--- start ---

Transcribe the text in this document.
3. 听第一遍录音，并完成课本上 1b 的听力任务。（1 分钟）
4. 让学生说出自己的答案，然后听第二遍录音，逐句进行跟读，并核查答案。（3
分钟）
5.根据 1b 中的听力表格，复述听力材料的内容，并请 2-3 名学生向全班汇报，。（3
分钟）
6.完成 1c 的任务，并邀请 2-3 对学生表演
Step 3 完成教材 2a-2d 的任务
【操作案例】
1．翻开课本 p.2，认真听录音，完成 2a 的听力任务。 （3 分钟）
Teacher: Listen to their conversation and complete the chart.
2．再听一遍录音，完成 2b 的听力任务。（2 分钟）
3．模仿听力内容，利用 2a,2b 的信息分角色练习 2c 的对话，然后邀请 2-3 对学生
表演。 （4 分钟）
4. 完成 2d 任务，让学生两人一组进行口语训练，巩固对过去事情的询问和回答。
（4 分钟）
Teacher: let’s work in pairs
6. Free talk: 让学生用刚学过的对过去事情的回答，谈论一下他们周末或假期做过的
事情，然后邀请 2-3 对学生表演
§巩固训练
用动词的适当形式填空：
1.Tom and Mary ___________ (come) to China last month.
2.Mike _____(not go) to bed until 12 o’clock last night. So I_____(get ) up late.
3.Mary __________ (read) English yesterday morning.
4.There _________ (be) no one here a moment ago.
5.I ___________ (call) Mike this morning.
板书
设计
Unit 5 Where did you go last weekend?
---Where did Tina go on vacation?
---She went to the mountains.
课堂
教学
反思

--- end ---

SET TASK
Pick out every line with the string "morning" and copy it.

RIGHT ANSWER
3.Mary __________ (read) English yesterday morning.
5.I ___________ (call) Mike this morning.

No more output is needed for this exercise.